Figure record extracts:
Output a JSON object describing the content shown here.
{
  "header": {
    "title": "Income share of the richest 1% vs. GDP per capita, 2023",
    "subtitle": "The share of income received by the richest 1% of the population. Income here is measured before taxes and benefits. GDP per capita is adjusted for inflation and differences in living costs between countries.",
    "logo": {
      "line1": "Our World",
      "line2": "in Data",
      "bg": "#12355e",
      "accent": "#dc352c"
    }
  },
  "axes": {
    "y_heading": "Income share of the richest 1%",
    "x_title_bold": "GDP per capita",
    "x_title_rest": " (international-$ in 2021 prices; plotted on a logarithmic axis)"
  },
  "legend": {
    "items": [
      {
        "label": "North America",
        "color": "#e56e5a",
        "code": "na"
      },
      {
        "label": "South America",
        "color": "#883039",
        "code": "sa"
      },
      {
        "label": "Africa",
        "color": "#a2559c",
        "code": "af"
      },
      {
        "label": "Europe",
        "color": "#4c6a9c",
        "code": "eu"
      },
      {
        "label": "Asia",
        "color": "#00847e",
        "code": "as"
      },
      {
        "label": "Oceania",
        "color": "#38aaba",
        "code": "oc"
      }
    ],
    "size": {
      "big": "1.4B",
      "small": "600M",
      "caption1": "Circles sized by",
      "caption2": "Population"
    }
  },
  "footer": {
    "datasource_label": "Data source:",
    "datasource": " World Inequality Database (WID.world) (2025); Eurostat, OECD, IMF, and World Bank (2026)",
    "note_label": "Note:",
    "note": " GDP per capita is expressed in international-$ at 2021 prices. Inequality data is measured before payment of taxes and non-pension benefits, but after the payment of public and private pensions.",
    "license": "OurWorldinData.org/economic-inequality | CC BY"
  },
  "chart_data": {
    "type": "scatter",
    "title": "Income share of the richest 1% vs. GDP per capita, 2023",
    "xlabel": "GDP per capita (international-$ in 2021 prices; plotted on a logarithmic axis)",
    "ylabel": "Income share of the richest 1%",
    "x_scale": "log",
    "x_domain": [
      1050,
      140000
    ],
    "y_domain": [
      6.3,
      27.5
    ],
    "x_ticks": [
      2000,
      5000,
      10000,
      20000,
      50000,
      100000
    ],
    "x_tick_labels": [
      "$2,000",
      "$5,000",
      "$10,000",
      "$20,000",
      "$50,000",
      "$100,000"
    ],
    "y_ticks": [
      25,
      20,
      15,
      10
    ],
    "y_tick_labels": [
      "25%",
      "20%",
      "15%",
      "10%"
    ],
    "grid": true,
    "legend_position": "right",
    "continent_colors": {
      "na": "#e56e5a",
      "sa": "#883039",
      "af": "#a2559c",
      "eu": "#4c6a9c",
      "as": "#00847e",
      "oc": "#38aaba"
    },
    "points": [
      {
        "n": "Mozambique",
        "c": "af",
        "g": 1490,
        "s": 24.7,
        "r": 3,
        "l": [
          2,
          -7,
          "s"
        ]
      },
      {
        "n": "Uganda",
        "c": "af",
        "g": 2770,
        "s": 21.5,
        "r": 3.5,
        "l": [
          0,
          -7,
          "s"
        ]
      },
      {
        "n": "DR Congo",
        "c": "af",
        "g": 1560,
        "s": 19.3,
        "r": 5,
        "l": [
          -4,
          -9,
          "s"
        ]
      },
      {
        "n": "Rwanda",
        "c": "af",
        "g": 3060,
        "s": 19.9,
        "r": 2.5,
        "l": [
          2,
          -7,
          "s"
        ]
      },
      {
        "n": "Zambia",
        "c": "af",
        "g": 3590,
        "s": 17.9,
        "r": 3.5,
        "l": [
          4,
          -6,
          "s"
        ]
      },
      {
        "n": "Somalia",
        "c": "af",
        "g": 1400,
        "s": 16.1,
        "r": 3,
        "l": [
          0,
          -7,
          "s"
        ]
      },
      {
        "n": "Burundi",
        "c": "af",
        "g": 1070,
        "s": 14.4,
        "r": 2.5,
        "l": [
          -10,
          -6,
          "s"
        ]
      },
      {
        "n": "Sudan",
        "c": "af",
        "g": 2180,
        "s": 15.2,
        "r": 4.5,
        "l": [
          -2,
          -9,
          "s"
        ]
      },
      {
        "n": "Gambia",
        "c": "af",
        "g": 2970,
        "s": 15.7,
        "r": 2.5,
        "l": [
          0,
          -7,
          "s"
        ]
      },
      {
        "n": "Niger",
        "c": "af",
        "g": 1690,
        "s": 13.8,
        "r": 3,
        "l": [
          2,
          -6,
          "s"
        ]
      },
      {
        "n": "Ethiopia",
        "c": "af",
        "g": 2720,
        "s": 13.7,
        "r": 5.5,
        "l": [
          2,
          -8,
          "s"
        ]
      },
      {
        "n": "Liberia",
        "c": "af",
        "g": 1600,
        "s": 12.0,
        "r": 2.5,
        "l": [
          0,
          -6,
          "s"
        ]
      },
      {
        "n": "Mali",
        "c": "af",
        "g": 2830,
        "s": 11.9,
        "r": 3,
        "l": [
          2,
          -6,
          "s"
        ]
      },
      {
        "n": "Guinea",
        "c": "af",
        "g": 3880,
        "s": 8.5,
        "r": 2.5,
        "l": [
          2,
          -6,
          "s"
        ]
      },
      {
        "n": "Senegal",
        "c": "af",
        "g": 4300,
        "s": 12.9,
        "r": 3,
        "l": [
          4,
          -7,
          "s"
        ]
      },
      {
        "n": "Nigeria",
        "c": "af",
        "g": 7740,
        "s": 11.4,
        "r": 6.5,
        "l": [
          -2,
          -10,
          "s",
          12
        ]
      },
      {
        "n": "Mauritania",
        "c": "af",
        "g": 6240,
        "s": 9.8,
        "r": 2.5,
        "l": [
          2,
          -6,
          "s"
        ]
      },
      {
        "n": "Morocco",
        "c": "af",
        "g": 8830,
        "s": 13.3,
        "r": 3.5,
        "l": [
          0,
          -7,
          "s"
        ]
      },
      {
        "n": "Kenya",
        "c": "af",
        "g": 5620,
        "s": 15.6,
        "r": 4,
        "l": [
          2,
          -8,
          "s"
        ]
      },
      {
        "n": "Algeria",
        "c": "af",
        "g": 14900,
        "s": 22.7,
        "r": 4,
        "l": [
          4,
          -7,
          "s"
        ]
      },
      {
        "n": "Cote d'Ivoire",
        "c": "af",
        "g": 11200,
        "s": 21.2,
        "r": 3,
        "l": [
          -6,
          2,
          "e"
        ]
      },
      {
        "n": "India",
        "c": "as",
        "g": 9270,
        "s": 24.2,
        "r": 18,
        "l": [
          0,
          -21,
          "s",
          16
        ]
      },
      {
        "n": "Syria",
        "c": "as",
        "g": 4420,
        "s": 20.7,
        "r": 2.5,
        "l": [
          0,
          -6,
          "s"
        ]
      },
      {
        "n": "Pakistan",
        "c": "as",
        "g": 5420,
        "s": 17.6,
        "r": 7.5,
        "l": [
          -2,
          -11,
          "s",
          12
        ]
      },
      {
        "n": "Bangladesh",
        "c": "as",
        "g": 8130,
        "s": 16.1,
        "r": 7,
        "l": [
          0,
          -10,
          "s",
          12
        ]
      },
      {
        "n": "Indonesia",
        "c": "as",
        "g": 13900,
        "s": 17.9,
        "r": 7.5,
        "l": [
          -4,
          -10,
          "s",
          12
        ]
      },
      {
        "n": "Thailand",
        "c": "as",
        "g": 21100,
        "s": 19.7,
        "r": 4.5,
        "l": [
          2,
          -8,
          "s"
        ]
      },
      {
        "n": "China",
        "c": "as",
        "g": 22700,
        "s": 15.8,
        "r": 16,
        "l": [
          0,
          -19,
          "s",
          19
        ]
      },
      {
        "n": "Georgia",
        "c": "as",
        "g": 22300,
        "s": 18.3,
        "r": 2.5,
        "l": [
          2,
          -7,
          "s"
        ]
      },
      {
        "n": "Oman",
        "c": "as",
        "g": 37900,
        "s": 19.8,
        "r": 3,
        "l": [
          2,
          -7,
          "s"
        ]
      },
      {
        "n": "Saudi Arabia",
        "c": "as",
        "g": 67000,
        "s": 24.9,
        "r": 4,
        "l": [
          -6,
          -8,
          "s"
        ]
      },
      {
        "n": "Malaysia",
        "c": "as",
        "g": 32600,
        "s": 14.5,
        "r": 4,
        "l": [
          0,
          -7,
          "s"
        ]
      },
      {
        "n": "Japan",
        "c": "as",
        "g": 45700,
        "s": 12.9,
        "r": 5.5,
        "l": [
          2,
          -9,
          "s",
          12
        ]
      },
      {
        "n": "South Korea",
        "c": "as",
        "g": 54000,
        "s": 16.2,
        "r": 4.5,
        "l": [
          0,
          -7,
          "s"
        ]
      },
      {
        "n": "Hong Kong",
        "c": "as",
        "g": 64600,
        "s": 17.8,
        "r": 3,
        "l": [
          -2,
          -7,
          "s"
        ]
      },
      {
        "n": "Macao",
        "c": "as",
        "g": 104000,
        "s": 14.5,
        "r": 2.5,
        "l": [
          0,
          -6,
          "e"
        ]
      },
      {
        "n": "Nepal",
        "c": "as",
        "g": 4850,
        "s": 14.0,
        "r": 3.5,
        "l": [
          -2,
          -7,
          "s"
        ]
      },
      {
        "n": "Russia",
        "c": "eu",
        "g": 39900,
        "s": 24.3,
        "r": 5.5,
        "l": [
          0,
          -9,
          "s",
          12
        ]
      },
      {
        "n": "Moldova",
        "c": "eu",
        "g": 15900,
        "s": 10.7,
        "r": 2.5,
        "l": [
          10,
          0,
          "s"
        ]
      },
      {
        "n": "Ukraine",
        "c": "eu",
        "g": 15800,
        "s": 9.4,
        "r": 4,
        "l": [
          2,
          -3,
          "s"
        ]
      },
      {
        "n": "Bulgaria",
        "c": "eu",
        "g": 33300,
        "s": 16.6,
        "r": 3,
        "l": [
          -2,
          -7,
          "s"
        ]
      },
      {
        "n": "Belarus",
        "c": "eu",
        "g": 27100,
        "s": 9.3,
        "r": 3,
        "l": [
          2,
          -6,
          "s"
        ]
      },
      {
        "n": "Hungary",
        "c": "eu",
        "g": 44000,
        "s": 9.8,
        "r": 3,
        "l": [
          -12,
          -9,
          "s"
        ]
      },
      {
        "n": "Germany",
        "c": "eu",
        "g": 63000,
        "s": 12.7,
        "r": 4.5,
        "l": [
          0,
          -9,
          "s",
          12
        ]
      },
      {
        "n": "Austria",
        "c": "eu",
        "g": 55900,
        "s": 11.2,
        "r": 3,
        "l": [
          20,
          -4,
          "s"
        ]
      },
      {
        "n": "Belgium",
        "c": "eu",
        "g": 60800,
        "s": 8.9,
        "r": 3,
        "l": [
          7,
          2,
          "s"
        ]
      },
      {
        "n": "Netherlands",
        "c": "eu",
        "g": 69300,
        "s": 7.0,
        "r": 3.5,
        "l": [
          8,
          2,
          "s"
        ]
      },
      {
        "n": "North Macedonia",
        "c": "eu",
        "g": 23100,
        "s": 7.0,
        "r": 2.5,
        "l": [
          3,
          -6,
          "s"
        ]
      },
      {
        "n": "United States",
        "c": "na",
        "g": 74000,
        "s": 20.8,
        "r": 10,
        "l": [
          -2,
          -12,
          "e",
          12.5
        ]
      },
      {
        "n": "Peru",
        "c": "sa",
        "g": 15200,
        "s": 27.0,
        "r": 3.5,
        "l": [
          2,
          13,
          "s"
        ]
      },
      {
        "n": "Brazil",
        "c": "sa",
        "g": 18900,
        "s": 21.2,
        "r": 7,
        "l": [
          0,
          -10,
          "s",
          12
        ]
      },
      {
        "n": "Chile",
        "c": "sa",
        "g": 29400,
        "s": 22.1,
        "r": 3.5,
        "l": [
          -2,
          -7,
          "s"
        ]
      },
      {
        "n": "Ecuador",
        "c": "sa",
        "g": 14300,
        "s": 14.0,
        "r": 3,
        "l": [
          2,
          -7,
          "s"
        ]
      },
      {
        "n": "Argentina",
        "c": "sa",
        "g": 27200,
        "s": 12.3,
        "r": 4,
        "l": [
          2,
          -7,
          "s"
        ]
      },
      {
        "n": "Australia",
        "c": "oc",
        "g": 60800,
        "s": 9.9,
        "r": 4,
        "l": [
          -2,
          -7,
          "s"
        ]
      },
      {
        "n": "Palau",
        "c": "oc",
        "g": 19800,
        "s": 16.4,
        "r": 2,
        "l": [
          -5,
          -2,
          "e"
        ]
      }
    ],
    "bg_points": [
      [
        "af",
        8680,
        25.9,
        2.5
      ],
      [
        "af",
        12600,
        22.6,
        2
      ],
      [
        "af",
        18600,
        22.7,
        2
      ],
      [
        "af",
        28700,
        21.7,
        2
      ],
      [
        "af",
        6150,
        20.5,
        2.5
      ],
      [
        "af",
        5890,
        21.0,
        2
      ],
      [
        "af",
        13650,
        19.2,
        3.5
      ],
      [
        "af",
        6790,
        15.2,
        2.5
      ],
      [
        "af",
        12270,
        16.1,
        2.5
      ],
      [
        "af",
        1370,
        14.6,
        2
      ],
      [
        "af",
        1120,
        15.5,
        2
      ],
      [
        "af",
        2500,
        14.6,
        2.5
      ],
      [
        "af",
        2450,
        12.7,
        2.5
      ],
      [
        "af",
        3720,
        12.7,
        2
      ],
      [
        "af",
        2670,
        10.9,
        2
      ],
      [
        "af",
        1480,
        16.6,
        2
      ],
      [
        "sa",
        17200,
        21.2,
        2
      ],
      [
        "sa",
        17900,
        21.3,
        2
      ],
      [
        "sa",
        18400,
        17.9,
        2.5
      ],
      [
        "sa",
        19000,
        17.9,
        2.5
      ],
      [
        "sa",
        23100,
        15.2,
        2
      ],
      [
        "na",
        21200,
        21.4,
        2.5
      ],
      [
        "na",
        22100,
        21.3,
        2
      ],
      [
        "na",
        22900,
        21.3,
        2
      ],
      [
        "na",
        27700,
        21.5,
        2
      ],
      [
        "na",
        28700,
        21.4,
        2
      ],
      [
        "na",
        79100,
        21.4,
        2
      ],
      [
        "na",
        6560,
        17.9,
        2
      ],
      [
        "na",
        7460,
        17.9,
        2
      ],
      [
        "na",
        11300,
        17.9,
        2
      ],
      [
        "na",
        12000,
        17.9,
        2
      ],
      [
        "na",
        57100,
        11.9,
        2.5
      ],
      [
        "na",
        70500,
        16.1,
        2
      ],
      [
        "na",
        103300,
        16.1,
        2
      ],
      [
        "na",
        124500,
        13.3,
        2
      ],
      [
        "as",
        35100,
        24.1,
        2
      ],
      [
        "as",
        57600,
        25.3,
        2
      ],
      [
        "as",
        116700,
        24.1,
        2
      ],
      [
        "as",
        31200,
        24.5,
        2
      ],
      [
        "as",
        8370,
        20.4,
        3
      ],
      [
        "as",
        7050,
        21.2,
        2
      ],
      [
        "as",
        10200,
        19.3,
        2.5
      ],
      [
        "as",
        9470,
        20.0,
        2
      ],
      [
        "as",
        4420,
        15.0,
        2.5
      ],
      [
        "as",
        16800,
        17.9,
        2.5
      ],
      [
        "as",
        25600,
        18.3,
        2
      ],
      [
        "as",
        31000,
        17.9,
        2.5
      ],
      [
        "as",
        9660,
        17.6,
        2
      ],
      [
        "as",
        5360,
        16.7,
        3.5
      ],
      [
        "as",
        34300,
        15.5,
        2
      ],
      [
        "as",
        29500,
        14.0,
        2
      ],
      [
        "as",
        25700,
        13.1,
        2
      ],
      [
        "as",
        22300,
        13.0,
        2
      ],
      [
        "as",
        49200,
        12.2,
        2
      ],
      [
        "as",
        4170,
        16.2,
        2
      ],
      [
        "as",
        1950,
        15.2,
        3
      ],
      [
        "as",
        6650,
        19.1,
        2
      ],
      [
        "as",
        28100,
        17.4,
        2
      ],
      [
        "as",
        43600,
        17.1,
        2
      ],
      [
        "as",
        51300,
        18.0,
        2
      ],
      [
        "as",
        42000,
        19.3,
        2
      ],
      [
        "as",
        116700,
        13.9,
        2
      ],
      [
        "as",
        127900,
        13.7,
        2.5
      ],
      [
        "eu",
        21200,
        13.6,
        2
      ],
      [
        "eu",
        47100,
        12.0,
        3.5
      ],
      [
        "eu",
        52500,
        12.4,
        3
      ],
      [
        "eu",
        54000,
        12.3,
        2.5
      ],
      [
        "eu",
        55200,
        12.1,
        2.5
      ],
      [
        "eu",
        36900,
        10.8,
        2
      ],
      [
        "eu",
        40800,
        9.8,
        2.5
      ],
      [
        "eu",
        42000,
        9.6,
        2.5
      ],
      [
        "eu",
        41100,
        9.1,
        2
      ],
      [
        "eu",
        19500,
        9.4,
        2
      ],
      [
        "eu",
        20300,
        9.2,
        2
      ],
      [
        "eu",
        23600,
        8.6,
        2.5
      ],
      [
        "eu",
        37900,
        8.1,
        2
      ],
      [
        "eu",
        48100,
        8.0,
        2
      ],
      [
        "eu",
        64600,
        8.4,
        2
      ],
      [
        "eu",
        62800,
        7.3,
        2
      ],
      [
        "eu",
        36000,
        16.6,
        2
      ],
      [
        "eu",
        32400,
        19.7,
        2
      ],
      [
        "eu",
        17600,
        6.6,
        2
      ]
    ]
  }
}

» Your instructions
Review the preceding data and report every line that includes the string "international".

» Written solution
    "x_title_rest": " (international-$ in 2021 prices; plotted on a logarithmic axis)"
    "note": " GDP per capita is expressed in international-$ at 2021 prices. Inequality data is measured before payment of taxes and non-pension benefits, but after the payment of public and private pensions.",
    "xlabel": "GDP per capita (international-$ in 2021 prices; plotted on a logarithmic axis)",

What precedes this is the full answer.